Below is a listing; copy all of it exactly.

============

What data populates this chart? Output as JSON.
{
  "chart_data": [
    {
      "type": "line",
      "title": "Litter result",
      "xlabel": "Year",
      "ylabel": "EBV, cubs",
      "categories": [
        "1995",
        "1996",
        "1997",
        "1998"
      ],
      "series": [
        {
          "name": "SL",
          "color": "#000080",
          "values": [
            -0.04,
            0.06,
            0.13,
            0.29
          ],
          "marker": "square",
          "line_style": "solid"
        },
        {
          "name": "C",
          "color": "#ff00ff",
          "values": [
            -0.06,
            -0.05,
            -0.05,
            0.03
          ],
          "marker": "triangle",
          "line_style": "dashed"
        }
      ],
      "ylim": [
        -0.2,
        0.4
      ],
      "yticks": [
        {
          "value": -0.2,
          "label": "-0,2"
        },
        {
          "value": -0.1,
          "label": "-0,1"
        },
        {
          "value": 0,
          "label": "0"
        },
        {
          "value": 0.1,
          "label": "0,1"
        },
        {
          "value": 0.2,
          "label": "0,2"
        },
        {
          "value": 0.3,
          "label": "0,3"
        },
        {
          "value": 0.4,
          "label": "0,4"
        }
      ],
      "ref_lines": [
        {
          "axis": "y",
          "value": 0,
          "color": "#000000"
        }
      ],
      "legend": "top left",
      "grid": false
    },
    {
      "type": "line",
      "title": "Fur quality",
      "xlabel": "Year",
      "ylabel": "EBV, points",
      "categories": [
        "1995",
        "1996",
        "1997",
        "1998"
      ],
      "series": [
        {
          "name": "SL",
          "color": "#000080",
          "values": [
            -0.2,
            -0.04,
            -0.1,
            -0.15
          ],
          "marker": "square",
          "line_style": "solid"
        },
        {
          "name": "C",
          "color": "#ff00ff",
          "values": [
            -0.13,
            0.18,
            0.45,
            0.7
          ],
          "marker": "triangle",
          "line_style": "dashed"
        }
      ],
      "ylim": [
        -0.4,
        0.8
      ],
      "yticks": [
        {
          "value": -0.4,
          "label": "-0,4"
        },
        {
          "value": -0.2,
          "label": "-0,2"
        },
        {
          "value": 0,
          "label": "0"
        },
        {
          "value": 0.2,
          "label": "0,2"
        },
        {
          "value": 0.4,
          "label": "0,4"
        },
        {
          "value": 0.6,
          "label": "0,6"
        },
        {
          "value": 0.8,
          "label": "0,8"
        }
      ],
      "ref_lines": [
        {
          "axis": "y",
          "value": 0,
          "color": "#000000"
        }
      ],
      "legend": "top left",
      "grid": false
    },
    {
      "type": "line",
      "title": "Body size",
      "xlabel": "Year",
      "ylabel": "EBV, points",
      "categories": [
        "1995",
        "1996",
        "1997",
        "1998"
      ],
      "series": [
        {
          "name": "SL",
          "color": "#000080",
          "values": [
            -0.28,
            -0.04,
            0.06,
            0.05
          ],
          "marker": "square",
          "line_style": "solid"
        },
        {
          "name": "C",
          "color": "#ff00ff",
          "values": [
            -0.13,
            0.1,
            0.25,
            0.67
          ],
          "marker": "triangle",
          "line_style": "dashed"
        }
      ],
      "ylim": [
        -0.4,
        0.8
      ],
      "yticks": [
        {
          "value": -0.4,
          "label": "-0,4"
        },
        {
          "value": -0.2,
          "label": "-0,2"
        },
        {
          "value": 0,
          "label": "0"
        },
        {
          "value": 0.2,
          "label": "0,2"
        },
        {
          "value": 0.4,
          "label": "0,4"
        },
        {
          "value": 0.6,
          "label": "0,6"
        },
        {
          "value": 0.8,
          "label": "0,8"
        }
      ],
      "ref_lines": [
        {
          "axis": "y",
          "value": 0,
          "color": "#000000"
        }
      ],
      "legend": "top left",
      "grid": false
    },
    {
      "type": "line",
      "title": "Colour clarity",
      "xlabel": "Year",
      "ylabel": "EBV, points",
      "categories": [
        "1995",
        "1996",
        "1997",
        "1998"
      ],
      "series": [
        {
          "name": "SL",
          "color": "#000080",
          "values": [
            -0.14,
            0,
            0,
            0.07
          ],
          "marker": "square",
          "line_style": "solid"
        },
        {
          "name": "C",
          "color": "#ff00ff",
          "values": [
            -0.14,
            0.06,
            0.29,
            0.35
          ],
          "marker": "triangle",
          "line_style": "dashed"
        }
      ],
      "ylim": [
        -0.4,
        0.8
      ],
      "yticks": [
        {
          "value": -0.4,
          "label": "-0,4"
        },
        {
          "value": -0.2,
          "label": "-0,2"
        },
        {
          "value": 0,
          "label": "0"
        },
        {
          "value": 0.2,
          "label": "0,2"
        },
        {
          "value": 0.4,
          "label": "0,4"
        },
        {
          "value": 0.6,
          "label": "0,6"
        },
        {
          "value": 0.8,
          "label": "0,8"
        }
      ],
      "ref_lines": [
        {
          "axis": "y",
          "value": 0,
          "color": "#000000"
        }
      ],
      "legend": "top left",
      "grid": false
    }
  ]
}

============

→ **EXERCISE RESPONSE**
What data populates this chart? Output as JSON.
{
  "chart_data": [
    {
      "type": "line",
      "title": "Litter result",
      "xlabel": "Year",
      "ylabel": "EBV, cubs",
      "categories": [
        "1995",
        "1996",
        "1997",
        "1998"
      ],
      "series": [
        {
          "name": "SL",
          "color": "#000080",
          "values": [
            -0.04,
            0.06,
            0.13,
            0.29
          ],
          "marker": "square",
          "line_style": "solid"
        },
        {
          "name": "C",
          "color": "#ff00ff",
          "values": [
            -0.06,
            -0.05,
            -0.05,
            0.03
          ],
          "marker": "triangle",
          "line_style": "dashed"
        }
      ],
      "ylim": [
        -0.2,
        0.4
      ],
      "yticks": [
        {
          "value": -0.2,
          "label": "-0,2"
        },
        {
          "value": -0.1,
          "label": "-0,1"
        },
        {
          "value": 0,
          "label": "0"
        },
        {
          "value": 0.1,
          "label": "0,1"
        },
        {
          "value": 0.2,
          "label": "0,2"
        },
        {
          "value": 0.3,
          "label": "0,3"
        },
        {
          "value": 0.4,
          "label": "0,4"
        }
      ],
      "ref_lines": [
        {
          "axis": "y",
          "value": 0,
          "color": "#000000"
        }
      ],
      "legend": "top left",
      "grid": false
    },
    {
      "type": "line",
      "title": "Fur quality",
      "xlabel": "Year",
      "ylabel": "EBV, points",
      "categories": [
        "1995",
        "1996",
        "1997",
        "1998"
      ],
      "series": [
        {
          "name": "SL",
          "color": "#000080",
          "values": [
            -0.2,
            -0.04,
            -0.1,
            -0.15
          ],
          "marker": "square",
          "line_style": "solid"
        },
        {
          "name": "C",
          "color": "#ff00ff",
          "values": [
            -0.13,
            0.18,
            0.45,
            0.7
          ],
          "marker": "triangle",
          "line_style": "dashed"
        }
      ],
      "ylim": [
        -0.4,
        0.8
      ],
      "yticks": [
        {
          "value": -0.4,
          "label": "-0,4"
        },
        {
          "value": -0.2,
          "label": "-0,2"
        },
        {
          "value": 0,
          "label": "0"
        },
        {
          "value": 0.2,
          "label": "0,2"
        },
        {
          "value": 0.4,
          "label": "0,4"
        },
        {
          "value": 0.6,
          "label": "0,6"
        },
        {
          "value": 0.8,
          "label": "0,8"
        }
      ],
      "ref_lines": [
        {
          "axis": "y",
          "value": 0,
          "color": "#000000"
        }
      ],
      "legend": "top left",
      "grid": false
    },
    {
      "type": "line",
      "title": "Body size",
      "xlabel": "Year",
      "ylabel": "EBV, points",
      "categories": [
        "1995",
        "1996",
        "1997",
        "1998"
      ],
      "series": [
        {
          "name": "SL",
          "color": "#000080",
          "values": [
            -0.28,
            -0.04,
            0.06,
            0.05
          ],
          "marker": "square",
          "line_style": "solid"
        },
        {
          "name": "C",
          "color": "#ff00ff",
          "values": [
            -0.13,
            0.1,
            0.25,
            0.67
          ],
          "marker": "triangle",
          "line_style": "dashed"
        }
      ],
      "ylim": [
        -0.4,
        0.8
      ],
      "yticks": [
        {
          "value": -0.4,
          "label": "-0,4"
        },
        {
          "value": -0.2,
          "label": "-0,2"
        },
        {
          "value": 0,
          "label": "0"
        },
        {
          "value": 0.2,
          "label": "0,2"
        },
        {
          "value": 0.4,
          "label": "0,4"
        },
        {
          "value": 0.6,
          "label": "0,6"
        },
        {
          "value": 0.8,
          "label": "0,8"
        }
      ],
      "ref_lines": [
        {
          "axis": "y",
          "value": 0,
          "color": "#000000"
        }
      ],
      "legend": "top left",
      "grid": false
    },
    {
      "type": "line",
      "title": "Colour clarity",
      "xlabel": "Year",
      "ylabel": "EBV, points",
      "categories": [
        "1995",
        "1996",
        "1997",
        "1998"
      ],
      "series": [
        {
          "name": "SL",
          "color": "#000080",
          "values": [
            -0.14,
            0,
            0,
            0.07
          ],
          "marker": "square",
          "line_style": "solid"
        },
        {
          "name": "C",
          "color": "#ff00ff",
          "values": [
            -0.14,
            0.06,
            0.29,
            0.35
          ],
          "marker": "triangle",
          "line_style": "dashed"
        }
      ],
      "ylim": [
        -0.4,
        0.8
      ],
      "yticks": [
        {
          "value": -0.4,
          "label": "-0,4"
        },
        {
          "value": -0.2,
          "label": "-0,2"
        },
        {
          "value": 0,
          "label": "0"
        },
        {
          "value": 0.2,
          "label": "0,2"
        },
        {
          "value": 0.4,
          "label": "0,4"
        },
        {
          "value": 0.6,
          "label": "0,6"
        },
        {
          "value": 0.8,
          "label": "0,8"
        }
      ],
      "ref_lines": [
        {
          "axis": "y",
          "value": 0,
          "color": "#000000"
        }
      ],
      "legend": "top left",
      "grid": false
    }
  ]
}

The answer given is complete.